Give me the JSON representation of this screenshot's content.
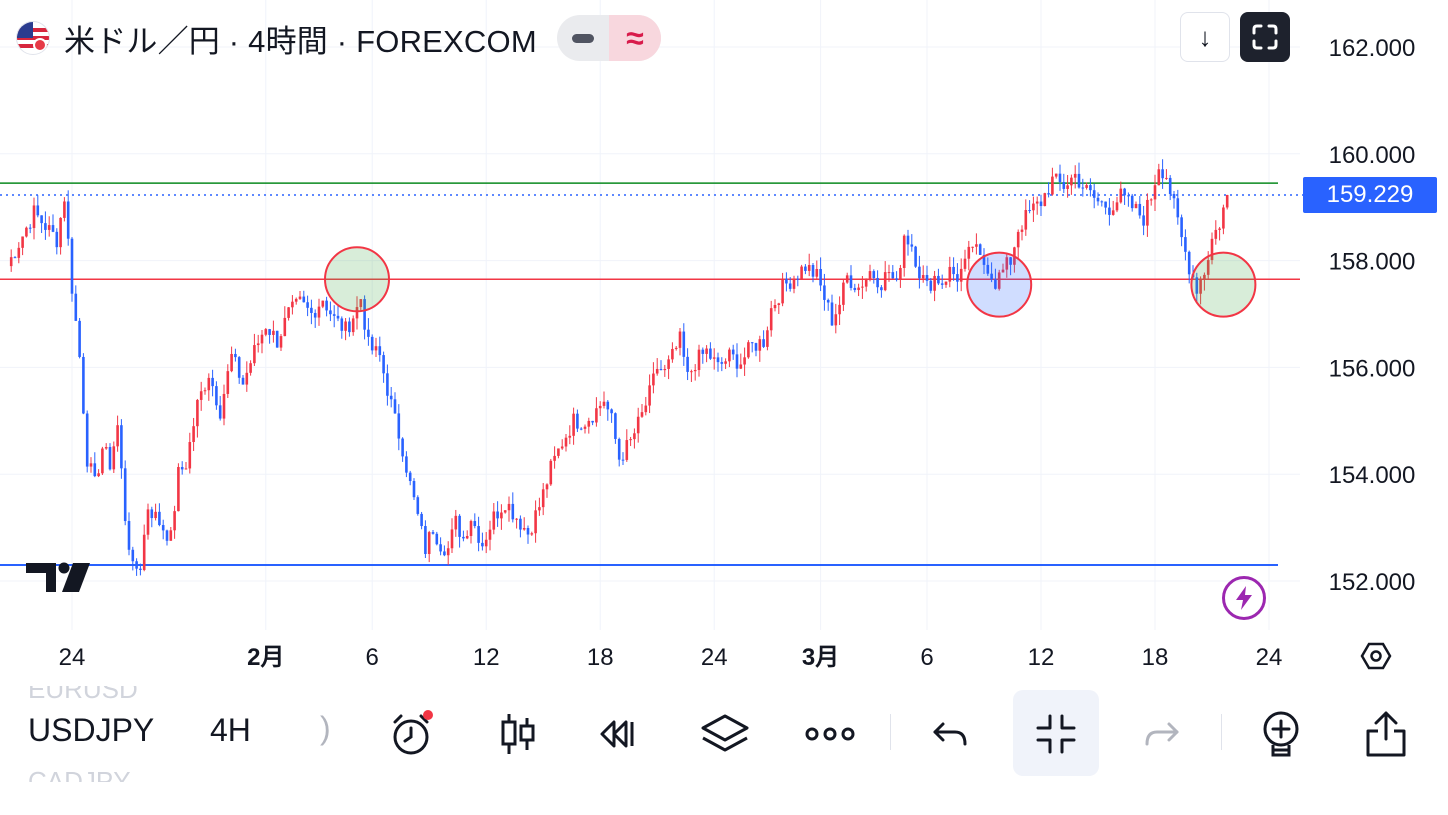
{
  "header": {
    "title": "米ドル／円 · 4時間 · FOREXCOM",
    "wave_symbol": "≈",
    "flag_icon": "usd-jpy-flag-icon"
  },
  "buttons": {
    "down_symbol": "↓"
  },
  "price_scale": {
    "current_price": "159.229",
    "current_price_color": "#2962ff"
  },
  "toolbar": {
    "symbol": "USDJPY",
    "interval": "4H",
    "peek_top": "EURUSD",
    "peek_bottom": "CADJPY",
    "paren": ")"
  },
  "colors": {
    "up": "#f23645",
    "down": "#2962ff",
    "resistance_line": "#f23645",
    "upper_line": "#0a8a1f",
    "support_line": "#2962ff"
  },
  "chart_data": {
    "type": "candlestick",
    "symbol": "USDJPY",
    "timeframe": "4H",
    "ylim": [
      151.0,
      163.0
    ],
    "y_ticks": [
      "162.000",
      "160.000",
      "158.000",
      "156.000",
      "154.000",
      "152.000"
    ],
    "x_ticks": [
      {
        "label": "24",
        "bar": 0
      },
      {
        "label": "2月",
        "bar": 51
      },
      {
        "label": "6",
        "bar": 79
      },
      {
        "label": "12",
        "bar": 109
      },
      {
        "label": "18",
        "bar": 139
      },
      {
        "label": "24",
        "bar": 169
      },
      {
        "label": "3月",
        "bar": 197
      },
      {
        "label": "6",
        "bar": 225
      },
      {
        "label": "12",
        "bar": 255
      },
      {
        "label": "18",
        "bar": 285
      },
      {
        "label": "24",
        "bar": 315
      }
    ],
    "horizontal_lines": [
      {
        "price": 159.45,
        "role": "upper"
      },
      {
        "price": 157.65,
        "role": "resistance"
      },
      {
        "price": 152.3,
        "role": "support"
      }
    ],
    "circle_markers": [
      {
        "bar": 75,
        "price": 157.65,
        "fill": "green"
      },
      {
        "bar": 244,
        "price": 157.55,
        "fill": "blue"
      },
      {
        "bar": 303,
        "price": 157.55,
        "fill": "green"
      }
    ],
    "current_price": 159.229,
    "anchors": [
      [
        -17,
        157.9
      ],
      [
        -10,
        158.9
      ],
      [
        -4,
        158.4
      ],
      [
        -2,
        159.2
      ],
      [
        0,
        157.5
      ],
      [
        2,
        156.2
      ],
      [
        4,
        154.3
      ],
      [
        6,
        153.8
      ],
      [
        8,
        154.5
      ],
      [
        10,
        154.2
      ],
      [
        12,
        154.9
      ],
      [
        14,
        153.2
      ],
      [
        16,
        152.2
      ],
      [
        18,
        152.3
      ],
      [
        20,
        153.4
      ],
      [
        23,
        153.1
      ],
      [
        26,
        152.8
      ],
      [
        28,
        154.0
      ],
      [
        30,
        154.2
      ],
      [
        33,
        155.3
      ],
      [
        36,
        155.9
      ],
      [
        39,
        155.2
      ],
      [
        42,
        156.2
      ],
      [
        45,
        155.7
      ],
      [
        48,
        156.3
      ],
      [
        51,
        156.8
      ],
      [
        54,
        156.5
      ],
      [
        57,
        157.0
      ],
      [
        60,
        157.2
      ],
      [
        63,
        157.0
      ],
      [
        66,
        157.3
      ],
      [
        69,
        156.9
      ],
      [
        72,
        156.7
      ],
      [
        75,
        157.1
      ],
      [
        76,
        157.3
      ],
      [
        78,
        156.4
      ],
      [
        81,
        156.2
      ],
      [
        83,
        155.6
      ],
      [
        85,
        155.0
      ],
      [
        87,
        154.5
      ],
      [
        89,
        153.8
      ],
      [
        91,
        153.2
      ],
      [
        93,
        152.6
      ],
      [
        95,
        153.0
      ],
      [
        97,
        152.7
      ],
      [
        99,
        152.6
      ],
      [
        101,
        153.1
      ],
      [
        103,
        152.8
      ],
      [
        105,
        153.2
      ],
      [
        108,
        152.7
      ],
      [
        111,
        153.2
      ],
      [
        114,
        153.5
      ],
      [
        117,
        153.2
      ],
      [
        120,
        152.9
      ],
      [
        123,
        153.4
      ],
      [
        126,
        154.1
      ],
      [
        129,
        154.6
      ],
      [
        132,
        155.0
      ],
      [
        135,
        155.0
      ],
      [
        138,
        155.2
      ],
      [
        140,
        155.4
      ],
      [
        142,
        155.0
      ],
      [
        144,
        154.3
      ],
      [
        147,
        154.6
      ],
      [
        150,
        155.1
      ],
      [
        152,
        155.5
      ],
      [
        154,
        156.0
      ],
      [
        156,
        155.9
      ],
      [
        158,
        156.2
      ],
      [
        160,
        156.5
      ],
      [
        162,
        155.8
      ],
      [
        164,
        156.1
      ],
      [
        167,
        156.3
      ],
      [
        170,
        156.0
      ],
      [
        173,
        156.2
      ],
      [
        176,
        156.1
      ],
      [
        179,
        156.4
      ],
      [
        182,
        156.5
      ],
      [
        184,
        157.1
      ],
      [
        187,
        157.5
      ],
      [
        190,
        157.7
      ],
      [
        193,
        157.9
      ],
      [
        196,
        157.7
      ],
      [
        198,
        157.3
      ],
      [
        200,
        156.9
      ],
      [
        202,
        157.2
      ],
      [
        204,
        157.7
      ],
      [
        207,
        157.5
      ],
      [
        210,
        157.8
      ],
      [
        213,
        157.6
      ],
      [
        215,
        157.8
      ],
      [
        217,
        157.5
      ],
      [
        219,
        158.5
      ],
      [
        221,
        158.3
      ],
      [
        223,
        157.8
      ],
      [
        225,
        157.5
      ],
      [
        227,
        157.7
      ],
      [
        229,
        157.6
      ],
      [
        231,
        157.8
      ],
      [
        233,
        157.7
      ],
      [
        235,
        157.9
      ],
      [
        237,
        158.3
      ],
      [
        239,
        158.0
      ],
      [
        241,
        157.9
      ],
      [
        243,
        157.6
      ],
      [
        245,
        157.8
      ],
      [
        247,
        158.0
      ],
      [
        249,
        158.6
      ],
      [
        252,
        158.9
      ],
      [
        255,
        159.1
      ],
      [
        258,
        159.5
      ],
      [
        261,
        159.4
      ],
      [
        264,
        159.6
      ],
      [
        267,
        159.3
      ],
      [
        270,
        159.1
      ],
      [
        273,
        159.0
      ],
      [
        276,
        159.2
      ],
      [
        279,
        159.0
      ],
      [
        282,
        158.8
      ],
      [
        284,
        159.2
      ],
      [
        286,
        159.8
      ],
      [
        288,
        159.6
      ],
      [
        290,
        159.0
      ],
      [
        292,
        158.4
      ],
      [
        294,
        157.9
      ],
      [
        296,
        157.5
      ],
      [
        298,
        157.8
      ],
      [
        300,
        158.4
      ],
      [
        302,
        158.7
      ],
      [
        304,
        159.229
      ]
    ]
  }
}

- [TASK DESCRIPTION] Without the pictures, restate each entry exactly.

- [ANSWER FOR THE TASK]
Give me the JSON representation of this screenshot's content.
{
  "header": {
    "title": "米ドル／円 · 4時間 · FOREXCOM",
    "wave_symbol": "≈",
    "flag_icon": "usd-jpy-flag-icon"
  },
  "buttons": {
    "down_symbol": "↓"
  },
  "price_scale": {
    "current_price": "159.229",
    "current_price_color": "#2962ff"
  },
  "toolbar": {
    "symbol": "USDJPY",
    "interval": "4H",
    "peek_top": "EURUSD",
    "peek_bottom": "CADJPY",
    "paren": ")"
  },
  "colors": {
    "up": "#f23645",
    "down": "#2962ff",
    "resistance_line": "#f23645",
    "upper_line": "#0a8a1f",
    "support_line": "#2962ff"
  },
  "chart_data": {
    "type": "candlestick",
    "symbol": "USDJPY",
    "timeframe": "4H",
    "ylim": [
      151.0,
      163.0
    ],
    "y_ticks": [
      "162.000",
      "160.000",
      "158.000",
      "156.000",
      "154.000",
      "152.000"
    ],
    "x_ticks": [
      {
        "label": "24",
        "bar": 0
      },
      {
        "label": "2月",
        "bar": 51
      },
      {
        "label": "6",
        "bar": 79
      },
      {
        "label": "12",
        "bar": 109
      },
      {
        "label": "18",
        "bar": 139
      },
      {
        "label": "24",
        "bar": 169
      },
      {
        "label": "3月",
        "bar": 197
      },
      {
        "label": "6",
        "bar": 225
      },
      {
        "label": "12",
        "bar": 255
      },
      {
        "label": "18",
        "bar": 285
      },
      {
        "label": "24",
        "bar": 315
      }
    ],
    "horizontal_lines": [
      {
        "price": 159.45,
        "role": "upper"
      },
      {
        "price": 157.65,
        "role": "resistance"
      },
      {
        "price": 152.3,
        "role": "support"
      }
    ],
    "circle_markers": [
      {
        "bar": 75,
        "price": 157.65,
        "fill": "green"
      },
      {
        "bar": 244,
        "price": 157.55,
        "fill": "blue"
      },
      {
        "bar": 303,
        "price": 157.55,
        "fill": "green"
      }
    ],
    "current_price": 159.229,
    "anchors": [
      [
        -17,
        157.9
      ],
      [
        -10,
        158.9
      ],
      [
        -4,
        158.4
      ],
      [
        -2,
        159.2
      ],
      [
        0,
        157.5
      ],
      [
        2,
        156.2
      ],
      [
        4,
        154.3
      ],
      [
        6,
        153.8
      ],
      [
        8,
        154.5
      ],
      [
        10,
        154.2
      ],
      [
        12,
        154.9
      ],
      [
        14,
        153.2
      ],
      [
        16,
        152.2
      ],
      [
        18,
        152.3
      ],
      [
        20,
        153.4
      ],
      [
        23,
        153.1
      ],
      [
        26,
        152.8
      ],
      [
        28,
        154.0
      ],
      [
        30,
        154.2
      ],
      [
        33,
        155.3
      ],
      [
        36,
        155.9
      ],
      [
        39,
        155.2
      ],
      [
        42,
        156.2
      ],
      [
        45,
        155.7
      ],
      [
        48,
        156.3
      ],
      [
        51,
        156.8
      ],
      [
        54,
        156.5
      ],
      [
        57,
        157.0
      ],
      [
        60,
        157.2
      ],
      [
        63,
        157.0
      ],
      [
        66,
        157.3
      ],
      [
        69,
        156.9
      ],
      [
        72,
        156.7
      ],
      [
        75,
        157.1
      ],
      [
        76,
        157.3
      ],
      [
        78,
        156.4
      ],
      [
        81,
        156.2
      ],
      [
        83,
        155.6
      ],
      [
        85,
        155.0
      ],
      [
        87,
        154.5
      ],
      [
        89,
        153.8
      ],
      [
        91,
        153.2
      ],
      [
        93,
        152.6
      ],
      [
        95,
        153.0
      ],
      [
        97,
        152.7
      ],
      [
        99,
        152.6
      ],
      [
        101,
        153.1
      ],
      [
        103,
        152.8
      ],
      [
        105,
        153.2
      ],
      [
        108,
        152.7
      ],
      [
        111,
        153.2
      ],
      [
        114,
        153.5
      ],
      [
        117,
        153.2
      ],
      [
        120,
        152.9
      ],
      [
        123,
        153.4
      ],
      [
        126,
        154.1
      ],
      [
        129,
        154.6
      ],
      [
        132,
        155.0
      ],
      [
        135,
        155.0
      ],
      [
        138,
        155.2
      ],
      [
        140,
        155.4
      ],
      [
        142,
        155.0
      ],
      [
        144,
        154.3
      ],
      [
        147,
        154.6
      ],
      [
        150,
        155.1
      ],
      [
        152,
        155.5
      ],
      [
        154,
        156.0
      ],
      [
        156,
        155.9
      ],
      [
        158,
        156.2
      ],
      [
        160,
        156.5
      ],
      [
        162,
        155.8
      ],
      [
        164,
        156.1
      ],
      [
        167,
        156.3
      ],
      [
        170,
        156.0
      ],
      [
        173,
        156.2
      ],
      [
        176,
        156.1
      ],
      [
        179,
        156.4
      ],
      [
        182,
        156.5
      ],
      [
        184,
        157.1
      ],
      [
        187,
        157.5
      ],
      [
        190,
        157.7
      ],
      [
        193,
        157.9
      ],
      [
        196,
        157.7
      ],
      [
        198,
        157.3
      ],
      [
        200,
        156.9
      ],
      [
        202,
        157.2
      ],
      [
        204,
        157.7
      ],
      [
        207,
        157.5
      ],
      [
        210,
        157.8
      ],
      [
        213,
        157.6
      ],
      [
        215,
        157.8
      ],
      [
        217,
        157.5
      ],
      [
        219,
        158.5
      ],
      [
        221,
        158.3
      ],
      [
        223,
        157.8
      ],
      [
        225,
        157.5
      ],
      [
        227,
        157.7
      ],
      [
        229,
        157.6
      ],
      [
        231,
        157.8
      ],
      [
        233,
        157.7
      ],
      [
        235,
        157.9
      ],
      [
        237,
        158.3
      ],
      [
        239,
        158.0
      ],
      [
        241,
        157.9
      ],
      [
        243,
        157.6
      ],
      [
        245,
        157.8
      ],
      [
        247,
        158.0
      ],
      [
        249,
        158.6
      ],
      [
        252,
        158.9
      ],
      [
        255,
        159.1
      ],
      [
        258,
        159.5
      ],
      [
        261,
        159.4
      ],
      [
        264,
        159.6
      ],
      [
        267,
        159.3
      ],
      [
        270,
        159.1
      ],
      [
        273,
        159.0
      ],
      [
        276,
        159.2
      ],
      [
        279,
        159.0
      ],
      [
        282,
        158.8
      ],
      [
        284,
        159.2
      ],
      [
        286,
        159.8
      ],
      [
        288,
        159.6
      ],
      [
        290,
        159.0
      ],
      [
        292,
        158.4
      ],
      [
        294,
        157.9
      ],
      [
        296,
        157.5
      ],
      [
        298,
        157.8
      ],
      [
        300,
        158.4
      ],
      [
        302,
        158.7
      ],
      [
        304,
        159.229
      ]
    ]
  }
}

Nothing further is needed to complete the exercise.